Dataset entries on figures:
::::::::

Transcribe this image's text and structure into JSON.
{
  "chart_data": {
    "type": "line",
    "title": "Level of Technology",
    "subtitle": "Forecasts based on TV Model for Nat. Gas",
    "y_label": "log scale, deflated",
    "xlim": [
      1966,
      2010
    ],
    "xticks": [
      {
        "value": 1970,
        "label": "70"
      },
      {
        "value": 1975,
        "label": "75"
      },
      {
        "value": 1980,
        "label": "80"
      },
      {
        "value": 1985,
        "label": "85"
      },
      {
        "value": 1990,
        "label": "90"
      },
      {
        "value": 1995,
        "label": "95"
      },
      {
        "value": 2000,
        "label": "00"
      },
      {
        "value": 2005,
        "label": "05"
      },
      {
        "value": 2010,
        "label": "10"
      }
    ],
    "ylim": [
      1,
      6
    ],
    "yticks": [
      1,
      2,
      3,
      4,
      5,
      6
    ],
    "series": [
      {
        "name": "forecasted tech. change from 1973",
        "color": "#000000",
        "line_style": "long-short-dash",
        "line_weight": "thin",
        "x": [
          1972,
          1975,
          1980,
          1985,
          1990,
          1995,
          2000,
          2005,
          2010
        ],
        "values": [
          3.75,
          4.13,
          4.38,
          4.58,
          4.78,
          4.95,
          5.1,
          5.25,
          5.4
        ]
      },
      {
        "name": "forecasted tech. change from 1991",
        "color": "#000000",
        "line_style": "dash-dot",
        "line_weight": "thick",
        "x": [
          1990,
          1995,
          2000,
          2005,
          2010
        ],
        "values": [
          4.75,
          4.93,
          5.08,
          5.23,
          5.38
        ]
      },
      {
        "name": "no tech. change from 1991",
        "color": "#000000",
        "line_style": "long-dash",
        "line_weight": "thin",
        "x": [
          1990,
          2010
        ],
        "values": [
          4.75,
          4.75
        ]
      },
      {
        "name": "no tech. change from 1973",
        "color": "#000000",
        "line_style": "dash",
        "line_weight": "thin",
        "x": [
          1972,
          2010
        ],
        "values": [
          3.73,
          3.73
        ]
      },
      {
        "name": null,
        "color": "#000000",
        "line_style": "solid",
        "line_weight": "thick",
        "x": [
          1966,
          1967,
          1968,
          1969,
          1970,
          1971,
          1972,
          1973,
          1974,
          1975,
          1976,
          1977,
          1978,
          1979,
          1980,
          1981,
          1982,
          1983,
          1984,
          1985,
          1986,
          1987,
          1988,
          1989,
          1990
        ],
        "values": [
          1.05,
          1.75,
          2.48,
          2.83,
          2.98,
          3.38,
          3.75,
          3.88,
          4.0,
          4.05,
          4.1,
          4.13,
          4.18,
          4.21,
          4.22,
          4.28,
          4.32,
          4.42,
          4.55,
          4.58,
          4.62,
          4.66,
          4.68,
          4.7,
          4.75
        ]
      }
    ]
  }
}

::::::::

What the task requires
Every entry in the listing must be retyped exactly.

Result for this exercise
Transcribe this image's text and structure into JSON.
{
  "chart_data": {
    "type": "line",
    "title": "Level of Technology",
    "subtitle": "Forecasts based on TV Model for Nat. Gas",
    "y_label": "log scale, deflated",
    "xlim": [
      1966,
      2010
    ],
    "xticks": [
      {
        "value": 1970,
        "label": "70"
      },
      {
        "value": 1975,
        "label": "75"
      },
      {
        "value": 1980,
        "label": "80"
      },
      {
        "value": 1985,
        "label": "85"
      },
      {
        "value": 1990,
        "label": "90"
      },
      {
        "value": 1995,
        "label": "95"
      },
      {
        "value": 2000,
        "label": "00"
      },
      {
        "value": 2005,
        "label": "05"
      },
      {
        "value": 2010,
        "label": "10"
      }
    ],
    "ylim": [
      1,
      6
    ],
    "yticks": [
      1,
      2,
      3,
      4,
      5,
      6
    ],
    "series": [
      {
        "name": "forecasted tech. change from 1973",
        "color": "#000000",
        "line_style": "long-short-dash",
        "line_weight": "thin",
        "x": [
          1972,
          1975,
          1980,
          1985,
          1990,
          1995,
          2000,
          2005,
          2010
        ],
        "values": [
          3.75,
          4.13,
          4.38,
          4.58,
          4.78,
          4.95,
          5.1,
          5.25,
          5.4
        ]
      },
      {
        "name": "forecasted tech. change from 1991",
        "color": "#000000",
        "line_style": "dash-dot",
        "line_weight": "thick",
        "x": [
          1990,
          1995,
          2000,
          2005,
          2010
        ],
        "values": [
          4.75,
          4.93,
          5.08,
          5.23,
          5.38
        ]
      },
      {
        "name": "no tech. change from 1991",
        "color": "#000000",
        "line_style": "long-dash",
        "line_weight": "thin",
        "x": [
          1990,
          2010
        ],
        "values": [
          4.75,
          4.75
        ]
      },
      {
        "name": "no tech. change from 1973",
        "color": "#000000",
        "line_style": "dash",
        "line_weight": "thin",
        "x": [
          1972,
          2010
        ],
        "values": [
          3.73,
          3.73
        ]
      },
      {
        "name": null,
        "color": "#000000",
        "line_style": "solid",
        "line_weight": "thick",
        "x": [
          1966,
          1967,
          1968,
          1969,
          1970,
          1971,
          1972,
          1973,
          1974,
          1975,
          1976,
          1977,
          1978,
          1979,
          1980,
          1981,
          1982,
          1983,
          1984,
          1985,
          1986,
          1987,
          1988,
          1989,
          1990
        ],
        "values": [
          1.05,
          1.75,
          2.48,
          2.83,
          2.98,
          3.38,
          3.75,
          3.88,
          4.0,
          4.05,
          4.1,
          4.13,
          4.18,
          4.21,
          4.22,
          4.28,
          4.32,
          4.42,
          4.55,
          4.58,
          4.62,
          4.66,
          4.68,
          4.7,
          4.75
        ]
      }
    ]
  }
}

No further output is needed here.